Figure record extracts
___

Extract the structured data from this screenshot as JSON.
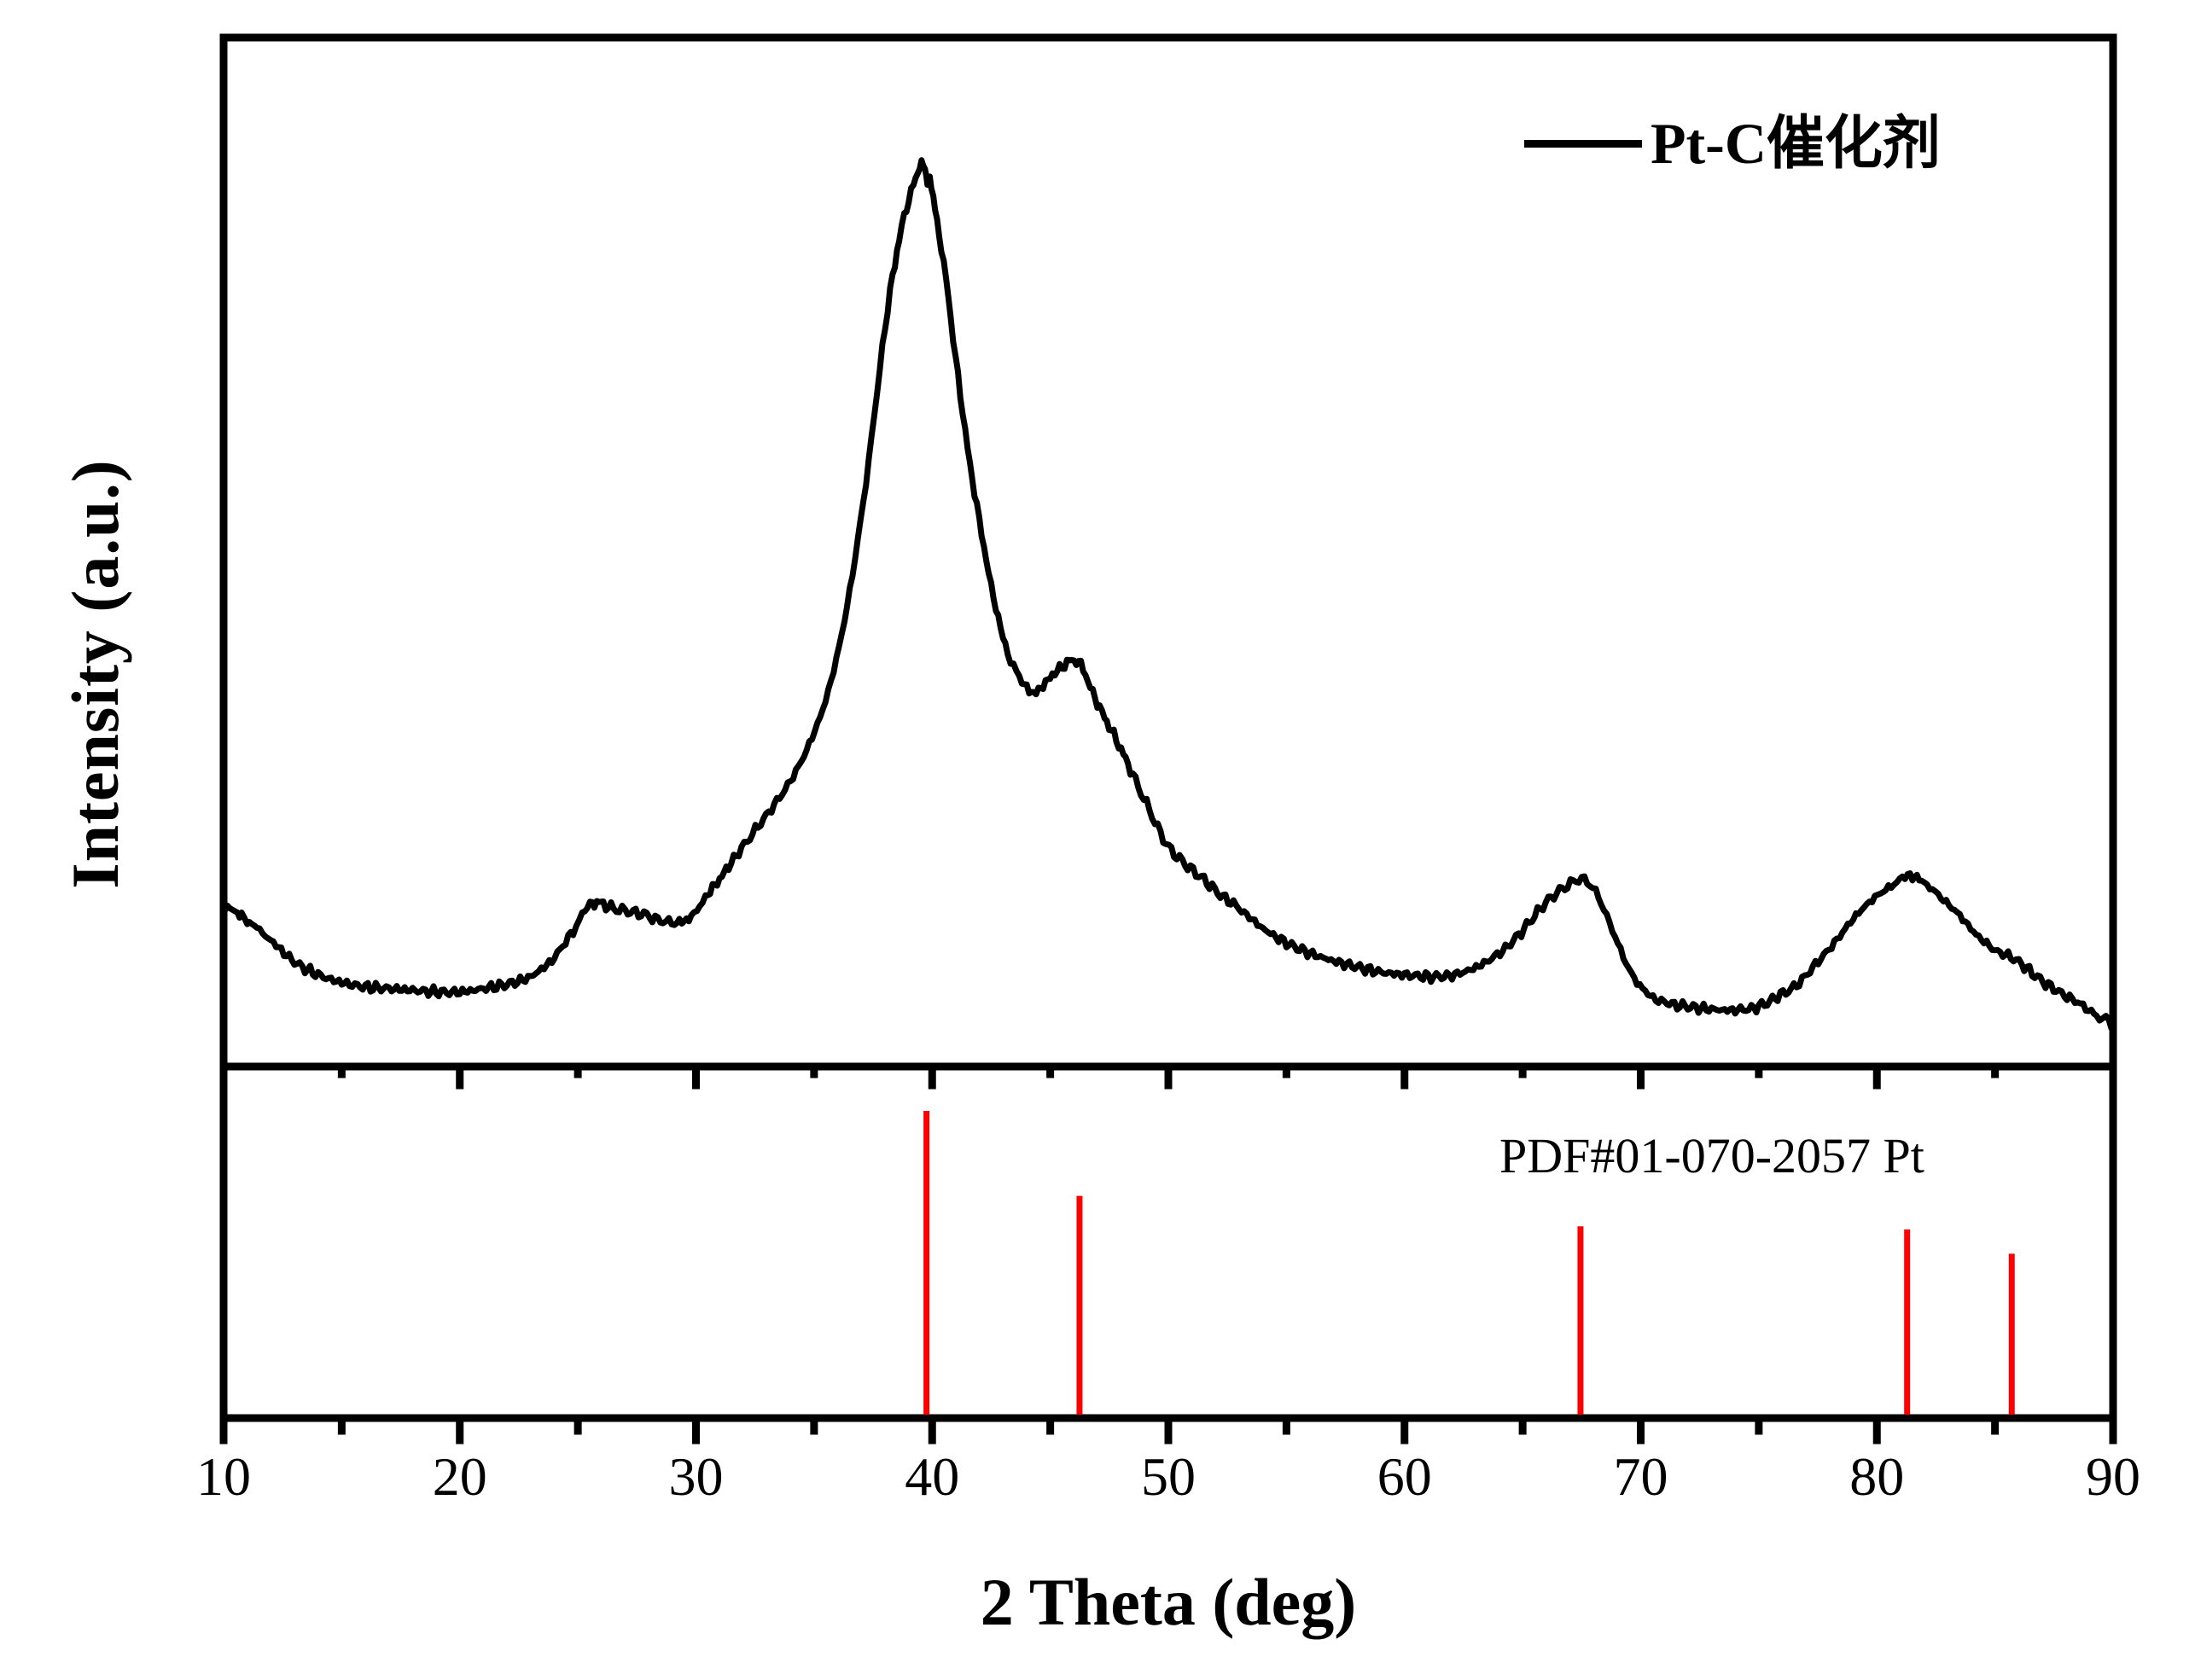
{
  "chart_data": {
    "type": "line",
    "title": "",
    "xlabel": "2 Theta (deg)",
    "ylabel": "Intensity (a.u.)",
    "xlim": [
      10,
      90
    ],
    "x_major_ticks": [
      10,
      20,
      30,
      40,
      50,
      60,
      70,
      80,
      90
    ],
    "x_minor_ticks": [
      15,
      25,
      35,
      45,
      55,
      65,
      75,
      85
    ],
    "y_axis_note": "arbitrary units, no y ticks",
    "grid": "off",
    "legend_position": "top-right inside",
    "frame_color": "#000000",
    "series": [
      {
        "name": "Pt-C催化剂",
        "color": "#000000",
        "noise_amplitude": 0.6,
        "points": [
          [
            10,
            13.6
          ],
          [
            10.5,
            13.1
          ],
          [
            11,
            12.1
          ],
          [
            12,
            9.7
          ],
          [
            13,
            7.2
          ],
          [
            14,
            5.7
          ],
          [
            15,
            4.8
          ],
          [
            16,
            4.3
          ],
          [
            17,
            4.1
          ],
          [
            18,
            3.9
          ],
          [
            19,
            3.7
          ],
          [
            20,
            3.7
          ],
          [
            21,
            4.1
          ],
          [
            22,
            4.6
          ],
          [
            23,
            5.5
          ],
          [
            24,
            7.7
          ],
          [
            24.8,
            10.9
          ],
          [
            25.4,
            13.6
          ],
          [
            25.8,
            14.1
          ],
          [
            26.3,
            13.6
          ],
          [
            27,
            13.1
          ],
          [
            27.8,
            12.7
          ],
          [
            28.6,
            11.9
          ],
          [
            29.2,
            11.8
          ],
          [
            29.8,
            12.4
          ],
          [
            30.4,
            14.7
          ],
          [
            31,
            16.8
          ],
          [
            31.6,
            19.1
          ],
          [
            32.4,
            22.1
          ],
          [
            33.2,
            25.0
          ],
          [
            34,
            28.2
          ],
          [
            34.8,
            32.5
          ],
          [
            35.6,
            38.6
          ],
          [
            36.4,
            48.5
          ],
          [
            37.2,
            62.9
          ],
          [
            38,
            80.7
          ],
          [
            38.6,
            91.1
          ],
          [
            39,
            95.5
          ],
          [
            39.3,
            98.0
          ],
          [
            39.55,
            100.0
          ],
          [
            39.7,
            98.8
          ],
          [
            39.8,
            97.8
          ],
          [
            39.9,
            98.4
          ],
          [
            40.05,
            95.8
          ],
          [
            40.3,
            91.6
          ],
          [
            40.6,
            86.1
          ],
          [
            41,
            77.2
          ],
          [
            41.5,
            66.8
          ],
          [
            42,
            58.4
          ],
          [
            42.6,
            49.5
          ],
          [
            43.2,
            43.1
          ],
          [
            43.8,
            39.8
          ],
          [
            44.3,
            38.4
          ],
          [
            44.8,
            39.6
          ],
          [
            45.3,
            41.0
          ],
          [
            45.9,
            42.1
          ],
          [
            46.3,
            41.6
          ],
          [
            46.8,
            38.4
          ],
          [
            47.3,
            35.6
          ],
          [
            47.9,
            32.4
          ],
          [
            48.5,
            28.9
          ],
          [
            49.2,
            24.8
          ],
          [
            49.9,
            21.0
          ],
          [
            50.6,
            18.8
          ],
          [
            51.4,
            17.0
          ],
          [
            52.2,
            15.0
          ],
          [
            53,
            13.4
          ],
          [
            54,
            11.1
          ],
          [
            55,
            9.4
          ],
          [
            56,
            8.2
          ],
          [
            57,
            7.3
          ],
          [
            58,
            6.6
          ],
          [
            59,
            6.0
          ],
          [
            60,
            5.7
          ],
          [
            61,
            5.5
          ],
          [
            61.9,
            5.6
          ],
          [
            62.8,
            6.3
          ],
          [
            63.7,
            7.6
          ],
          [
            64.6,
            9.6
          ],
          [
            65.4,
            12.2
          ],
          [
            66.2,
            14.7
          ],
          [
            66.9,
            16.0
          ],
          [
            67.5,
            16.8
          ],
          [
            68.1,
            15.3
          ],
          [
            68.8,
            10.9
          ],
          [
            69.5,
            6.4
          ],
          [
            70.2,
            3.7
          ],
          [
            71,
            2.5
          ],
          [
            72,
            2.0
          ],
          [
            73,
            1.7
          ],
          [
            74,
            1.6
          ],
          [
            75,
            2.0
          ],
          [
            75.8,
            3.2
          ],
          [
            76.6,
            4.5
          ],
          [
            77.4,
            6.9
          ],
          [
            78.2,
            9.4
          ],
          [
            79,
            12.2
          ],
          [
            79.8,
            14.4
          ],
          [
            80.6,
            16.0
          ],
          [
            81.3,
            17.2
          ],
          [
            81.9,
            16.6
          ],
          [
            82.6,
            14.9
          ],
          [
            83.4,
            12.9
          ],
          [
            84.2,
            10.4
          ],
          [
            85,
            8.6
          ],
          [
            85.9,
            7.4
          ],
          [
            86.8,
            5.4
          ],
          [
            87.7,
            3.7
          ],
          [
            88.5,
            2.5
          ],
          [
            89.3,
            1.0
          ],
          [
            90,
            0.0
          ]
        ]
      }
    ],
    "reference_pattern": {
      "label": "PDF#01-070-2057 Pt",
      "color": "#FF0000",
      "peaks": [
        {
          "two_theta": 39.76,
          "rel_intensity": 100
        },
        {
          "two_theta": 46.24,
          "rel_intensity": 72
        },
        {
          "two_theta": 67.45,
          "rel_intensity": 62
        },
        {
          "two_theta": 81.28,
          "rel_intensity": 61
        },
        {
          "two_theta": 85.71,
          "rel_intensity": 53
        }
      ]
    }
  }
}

___

**Problem**
Leave out the pictures and restate everything else word for word.

**Reply to the exercise**
Extract the structured data from this screenshot as JSON.
{
  "chart_data": {
    "type": "line",
    "title": "",
    "xlabel": "2 Theta (deg)",
    "ylabel": "Intensity (a.u.)",
    "xlim": [
      10,
      90
    ],
    "x_major_ticks": [
      10,
      20,
      30,
      40,
      50,
      60,
      70,
      80,
      90
    ],
    "x_minor_ticks": [
      15,
      25,
      35,
      45,
      55,
      65,
      75,
      85
    ],
    "y_axis_note": "arbitrary units, no y ticks",
    "grid": "off",
    "legend_position": "top-right inside",
    "frame_color": "#000000",
    "series": [
      {
        "name": "Pt-C催化剂",
        "color": "#000000",
        "noise_amplitude": 0.6,
        "points": [
          [
            10,
            13.6
          ],
          [
            10.5,
            13.1
          ],
          [
            11,
            12.1
          ],
          [
            12,
            9.7
          ],
          [
            13,
            7.2
          ],
          [
            14,
            5.7
          ],
          [
            15,
            4.8
          ],
          [
            16,
            4.3
          ],
          [
            17,
            4.1
          ],
          [
            18,
            3.9
          ],
          [
            19,
            3.7
          ],
          [
            20,
            3.7
          ],
          [
            21,
            4.1
          ],
          [
            22,
            4.6
          ],
          [
            23,
            5.5
          ],
          [
            24,
            7.7
          ],
          [
            24.8,
            10.9
          ],
          [
            25.4,
            13.6
          ],
          [
            25.8,
            14.1
          ],
          [
            26.3,
            13.6
          ],
          [
            27,
            13.1
          ],
          [
            27.8,
            12.7
          ],
          [
            28.6,
            11.9
          ],
          [
            29.2,
            11.8
          ],
          [
            29.8,
            12.4
          ],
          [
            30.4,
            14.7
          ],
          [
            31,
            16.8
          ],
          [
            31.6,
            19.1
          ],
          [
            32.4,
            22.1
          ],
          [
            33.2,
            25.0
          ],
          [
            34,
            28.2
          ],
          [
            34.8,
            32.5
          ],
          [
            35.6,
            38.6
          ],
          [
            36.4,
            48.5
          ],
          [
            37.2,
            62.9
          ],
          [
            38,
            80.7
          ],
          [
            38.6,
            91.1
          ],
          [
            39,
            95.5
          ],
          [
            39.3,
            98.0
          ],
          [
            39.55,
            100.0
          ],
          [
            39.7,
            98.8
          ],
          [
            39.8,
            97.8
          ],
          [
            39.9,
            98.4
          ],
          [
            40.05,
            95.8
          ],
          [
            40.3,
            91.6
          ],
          [
            40.6,
            86.1
          ],
          [
            41,
            77.2
          ],
          [
            41.5,
            66.8
          ],
          [
            42,
            58.4
          ],
          [
            42.6,
            49.5
          ],
          [
            43.2,
            43.1
          ],
          [
            43.8,
            39.8
          ],
          [
            44.3,
            38.4
          ],
          [
            44.8,
            39.6
          ],
          [
            45.3,
            41.0
          ],
          [
            45.9,
            42.1
          ],
          [
            46.3,
            41.6
          ],
          [
            46.8,
            38.4
          ],
          [
            47.3,
            35.6
          ],
          [
            47.9,
            32.4
          ],
          [
            48.5,
            28.9
          ],
          [
            49.2,
            24.8
          ],
          [
            49.9,
            21.0
          ],
          [
            50.6,
            18.8
          ],
          [
            51.4,
            17.0
          ],
          [
            52.2,
            15.0
          ],
          [
            53,
            13.4
          ],
          [
            54,
            11.1
          ],
          [
            55,
            9.4
          ],
          [
            56,
            8.2
          ],
          [
            57,
            7.3
          ],
          [
            58,
            6.6
          ],
          [
            59,
            6.0
          ],
          [
            60,
            5.7
          ],
          [
            61,
            5.5
          ],
          [
            61.9,
            5.6
          ],
          [
            62.8,
            6.3
          ],
          [
            63.7,
            7.6
          ],
          [
            64.6,
            9.6
          ],
          [
            65.4,
            12.2
          ],
          [
            66.2,
            14.7
          ],
          [
            66.9,
            16.0
          ],
          [
            67.5,
            16.8
          ],
          [
            68.1,
            15.3
          ],
          [
            68.8,
            10.9
          ],
          [
            69.5,
            6.4
          ],
          [
            70.2,
            3.7
          ],
          [
            71,
            2.5
          ],
          [
            72,
            2.0
          ],
          [
            73,
            1.7
          ],
          [
            74,
            1.6
          ],
          [
            75,
            2.0
          ],
          [
            75.8,
            3.2
          ],
          [
            76.6,
            4.5
          ],
          [
            77.4,
            6.9
          ],
          [
            78.2,
            9.4
          ],
          [
            79,
            12.2
          ],
          [
            79.8,
            14.4
          ],
          [
            80.6,
            16.0
          ],
          [
            81.3,
            17.2
          ],
          [
            81.9,
            16.6
          ],
          [
            82.6,
            14.9
          ],
          [
            83.4,
            12.9
          ],
          [
            84.2,
            10.4
          ],
          [
            85,
            8.6
          ],
          [
            85.9,
            7.4
          ],
          [
            86.8,
            5.4
          ],
          [
            87.7,
            3.7
          ],
          [
            88.5,
            2.5
          ],
          [
            89.3,
            1.0
          ],
          [
            90,
            0.0
          ]
        ]
      }
    ],
    "reference_pattern": {
      "label": "PDF#01-070-2057 Pt",
      "color": "#FF0000",
      "peaks": [
        {
          "two_theta": 39.76,
          "rel_intensity": 100
        },
        {
          "two_theta": 46.24,
          "rel_intensity": 72
        },
        {
          "two_theta": 67.45,
          "rel_intensity": 62
        },
        {
          "two_theta": 81.28,
          "rel_intensity": 61
        },
        {
          "two_theta": 85.71,
          "rel_intensity": 53
        }
      ]
    }
  }
}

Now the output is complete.